**Exercise**
All of the lines below are to be transcribed faithfully, with pictures excluded from the copy.

**Record list**
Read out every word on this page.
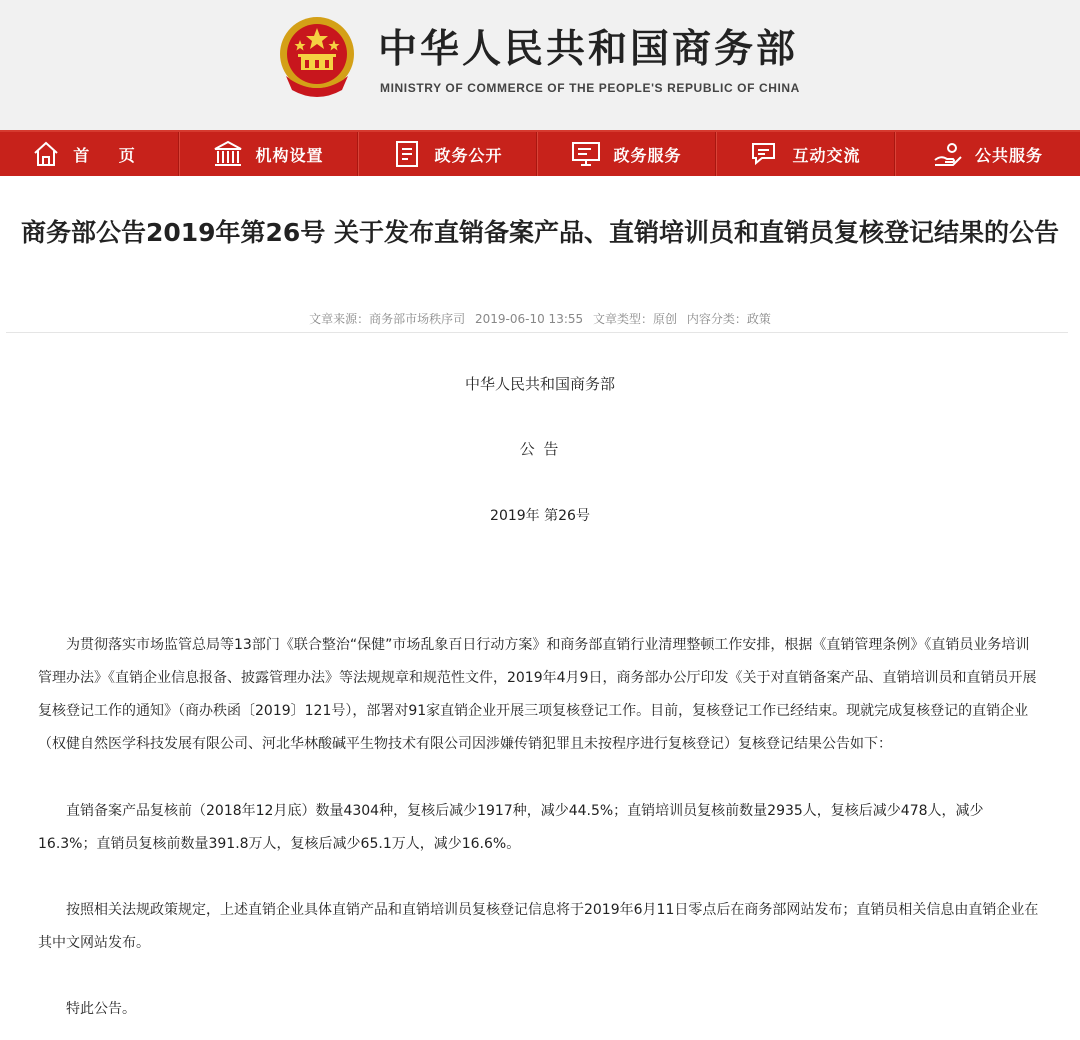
中华人民共和国商务部
MINISTRY OF COMMERCE OF THE PEOPLE'S REPUBLIC OF CHINA
首 页	机构设置	政务公开	政务服务	互动交流	公共服务
商务部公告2019年第26号 关于发布直销备案产品、直销培训员和直销员复核登记结果的公告
文章来源：商务部市场秩序司 2019-06-10 13:55 文章类型：原创 内容分类：政策
中华人民共和国商务部
公 告
2019年 第26号

为贯彻落实市场监管总局等13部门《联合整治“保健”市场乱象百日行动方案》和商务部直销行业清理整顿工作安排，根据《直销管理条例》《直销员业务培训管理办法》《直销企业信息报备、披露管理办法》等法规规章和规范性文件，2019年4月9日，商务部办公厅印发《关于对直销备案产品、直销培训员和直销员开展复核登记工作的通知》（商办秩函〔2019〕121号），部署对91家直销企业开展三项复核登记工作。目前，复核登记工作已经结束。现就完成复核登记的直销企业（权健自然医学科技发展有限公司、河北华林酸碱平生物技术有限公司因涉嫌传销犯罪且未按程序进行复核登记）复核登记结果公告如下：

直销备案产品复核前（2018年12月底）数量4304种，复核后减少1917种，减少44.5%；直销培训员复核前数量2935人，复核后减少478人，减少16.3%；直销员复核前数量391.8万人，复核后减少65.1万人，减少16.6%。

按照相关法规政策规定，上述直销企业具体直销产品和直销培训员复核登记信息将于2019年6月11日零点后在商务部网站发布；直销员相关信息由直销企业在其中文网站发布。

特此公告。
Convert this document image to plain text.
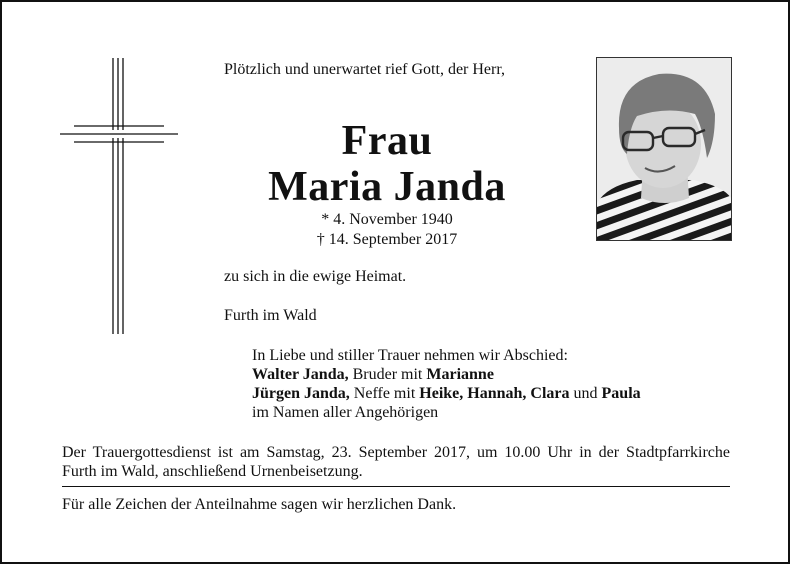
Plötzlich und unerwartet rief Gott, der Herr,
Frau
Maria Janda
* 4. November 1940
† 14. September 2017
zu sich in die ewige Heimat.
Furth im Wald
In Liebe und stiller Trauer nehmen wir Abschied:
Walter Janda, Bruder mit Marianne
Jürgen Janda, Neffe mit Heike, Hannah, Clara und Paula
im Namen aller Angehörigen
Der Trauergottesdienst ist am Samstag, 23. September 2017, um 10.00 Uhr in der Stadtpfarrkirche Furth im Wald, anschließend Urnenbeisetzung.
Für alle Zeichen der Anteilnahme sagen wir herzlichen Dank.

**Worked answer**
Read out every word on this page.
中华人民共和国商务部
MINISTRY OF COMMERCE OF THE PEOPLE'S REPUBLIC OF CHINA
首 页	机构设置	政务公开	政务服务	互动交流	公共服务
商务部公告2019年第26号 关于发布直销备案产品、直销培训员和直销员复核登记结果的公告
文章来源：商务部市场秩序司 2019-06-10 13:55 文章类型：原创 内容分类：政策
中华人民共和国商务部
公 告
2019年 第26号

为贯彻落实市场监管总局等13部门《联合整治“保健”市场乱象百日行动方案》和商务部直销行业清理整顿工作安排，根据《直销管理条例》《直销员业务培训管理办法》《直销企业信息报备、披露管理办法》等法规规章和规范性文件，2019年4月9日，商务部办公厅印发《关于对直销备案产品、直销培训员和直销员开展复核登记工作的通知》（商办秩函〔2019〕121号），部署对91家直销企业开展三项复核登记工作。目前，复核登记工作已经结束。现就完成复核登记的直销企业（权健自然医学科技发展有限公司、河北华林酸碱平生物技术有限公司因涉嫌传销犯罪且未按程序进行复核登记）复核登记结果公告如下：

直销备案产品复核前（2018年12月底）数量4304种，复核后减少1917种，减少44.5%；直销培训员复核前数量2935人，复核后减少478人，减少16.3%；直销员复核前数量391.8万人，复核后减少65.1万人，减少16.6%。

按照相关法规政策规定，上述直销企业具体直销产品和直销培训员复核登记信息将于2019年6月11日零点后在商务部网站发布；直销员相关信息由直销企业在其中文网站发布。

特此公告。
Convert this document image to plain text.
Plötzlich und unerwartet rief Gott, der Herr,
Frau
Maria Janda
* 4. November 1940
† 14. September 2017
zu sich in die ewige Heimat.
Furth im Wald
In Liebe und stiller Trauer nehmen wir Abschied:
Walter Janda, Bruder mit Marianne
Jürgen Janda, Neffe mit Heike, Hannah, Clara und Paula
im Namen aller Angehörigen
Der Trauergottesdienst ist am Samstag, 23. September 2017, um 10.00 Uhr in der Stadtpfarrkirche Furth im Wald, anschließend Urnenbeisetzung.
Für alle Zeichen der Anteilnahme sagen wir herzlichen Dank.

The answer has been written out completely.